▶ _Task details_
Output every entry exactly as given.

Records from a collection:
** START **

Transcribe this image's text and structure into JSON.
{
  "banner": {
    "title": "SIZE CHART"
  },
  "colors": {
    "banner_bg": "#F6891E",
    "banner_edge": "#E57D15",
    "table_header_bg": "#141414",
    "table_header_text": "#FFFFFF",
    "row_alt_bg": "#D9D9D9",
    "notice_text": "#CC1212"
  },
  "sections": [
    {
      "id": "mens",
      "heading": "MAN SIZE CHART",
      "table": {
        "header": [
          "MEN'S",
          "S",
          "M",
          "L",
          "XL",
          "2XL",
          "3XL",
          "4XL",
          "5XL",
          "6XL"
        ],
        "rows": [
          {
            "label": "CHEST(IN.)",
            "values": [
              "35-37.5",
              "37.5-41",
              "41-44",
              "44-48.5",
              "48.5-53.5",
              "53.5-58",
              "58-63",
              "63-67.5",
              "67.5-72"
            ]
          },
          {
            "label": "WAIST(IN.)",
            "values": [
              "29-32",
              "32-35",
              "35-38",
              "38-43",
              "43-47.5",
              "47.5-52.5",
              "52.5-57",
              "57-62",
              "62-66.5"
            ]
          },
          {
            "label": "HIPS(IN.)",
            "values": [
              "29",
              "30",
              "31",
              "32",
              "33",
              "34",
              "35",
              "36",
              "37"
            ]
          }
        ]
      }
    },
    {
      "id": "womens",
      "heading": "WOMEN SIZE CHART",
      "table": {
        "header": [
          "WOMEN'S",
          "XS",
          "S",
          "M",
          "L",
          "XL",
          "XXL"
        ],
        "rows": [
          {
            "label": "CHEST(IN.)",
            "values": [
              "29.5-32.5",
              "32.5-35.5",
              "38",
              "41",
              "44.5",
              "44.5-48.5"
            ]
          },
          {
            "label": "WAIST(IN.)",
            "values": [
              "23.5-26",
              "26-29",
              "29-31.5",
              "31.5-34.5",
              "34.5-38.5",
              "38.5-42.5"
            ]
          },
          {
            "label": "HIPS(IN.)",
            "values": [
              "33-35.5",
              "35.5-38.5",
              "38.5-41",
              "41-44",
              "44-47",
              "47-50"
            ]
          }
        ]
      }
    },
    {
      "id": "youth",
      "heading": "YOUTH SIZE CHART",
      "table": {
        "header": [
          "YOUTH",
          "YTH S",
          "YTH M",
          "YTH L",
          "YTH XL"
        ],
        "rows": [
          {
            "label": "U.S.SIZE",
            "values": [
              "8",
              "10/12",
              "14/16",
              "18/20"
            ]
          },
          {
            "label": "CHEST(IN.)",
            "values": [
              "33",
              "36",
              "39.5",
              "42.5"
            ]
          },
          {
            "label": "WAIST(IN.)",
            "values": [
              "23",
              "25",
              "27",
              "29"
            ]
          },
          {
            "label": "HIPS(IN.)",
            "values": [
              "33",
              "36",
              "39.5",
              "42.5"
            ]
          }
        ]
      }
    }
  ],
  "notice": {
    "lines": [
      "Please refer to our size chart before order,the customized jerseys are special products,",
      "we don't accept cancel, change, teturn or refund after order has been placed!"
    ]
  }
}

** END **

▶ _The response_
Transcribe this image's text and structure into JSON.
{
  "banner": {
    "title": "SIZE CHART"
  },
  "colors": {
    "banner_bg": "#F6891E",
    "banner_edge": "#E57D15",
    "table_header_bg": "#141414",
    "table_header_text": "#FFFFFF",
    "row_alt_bg": "#D9D9D9",
    "notice_text": "#CC1212"
  },
  "sections": [
    {
      "id": "mens",
      "heading": "MAN SIZE CHART",
      "table": {
        "header": [
          "MEN'S",
          "S",
          "M",
          "L",
          "XL",
          "2XL",
          "3XL",
          "4XL",
          "5XL",
          "6XL"
        ],
        "rows": [
          {
            "label": "CHEST(IN.)",
            "values": [
              "35-37.5",
              "37.5-41",
              "41-44",
              "44-48.5",
              "48.5-53.5",
              "53.5-58",
              "58-63",
              "63-67.5",
              "67.5-72"
            ]
          },
          {
            "label": "WAIST(IN.)",
            "values": [
              "29-32",
              "32-35",
              "35-38",
              "38-43",
              "43-47.5",
              "47.5-52.5",
              "52.5-57",
              "57-62",
              "62-66.5"
            ]
          },
          {
            "label": "HIPS(IN.)",
            "values": [
              "29",
              "30",
              "31",
              "32",
              "33",
              "34",
              "35",
              "36",
              "37"
            ]
          }
        ]
      }
    },
    {
      "id": "womens",
      "heading": "WOMEN SIZE CHART",
      "table": {
        "header": [
          "WOMEN'S",
          "XS",
          "S",
          "M",
          "L",
          "XL",
          "XXL"
        ],
        "rows": [
          {
            "label": "CHEST(IN.)",
            "values": [
              "29.5-32.5",
              "32.5-35.5",
              "38",
              "41",
              "44.5",
              "44.5-48.5"
            ]
          },
          {
            "label": "WAIST(IN.)",
            "values": [
              "23.5-26",
              "26-29",
              "29-31.5",
              "31.5-34.5",
              "34.5-38.5",
              "38.5-42.5"
            ]
          },
          {
            "label": "HIPS(IN.)",
            "values": [
              "33-35.5",
              "35.5-38.5",
              "38.5-41",
              "41-44",
              "44-47",
              "47-50"
            ]
          }
        ]
      }
    },
    {
      "id": "youth",
      "heading": "YOUTH SIZE CHART",
      "table": {
        "header": [
          "YOUTH",
          "YTH S",
          "YTH M",
          "YTH L",
          "YTH XL"
        ],
        "rows": [
          {
            "label": "U.S.SIZE",
            "values": [
              "8",
              "10/12",
              "14/16",
              "18/20"
            ]
          },
          {
            "label": "CHEST(IN.)",
            "values": [
              "33",
              "36",
              "39.5",
              "42.5"
            ]
          },
          {
            "label": "WAIST(IN.)",
            "values": [
              "23",
              "25",
              "27",
              "29"
            ]
          },
          {
            "label": "HIPS(IN.)",
            "values": [
              "33",
              "36",
              "39.5",
              "42.5"
            ]
          }
        ]
      }
    }
  ],
  "notice": {
    "lines": [
      "Please refer to our size chart before order,the customized jerseys are special products,",
      "we don't accept cancel, change, teturn or refund after order has been placed!"
    ]
  }
}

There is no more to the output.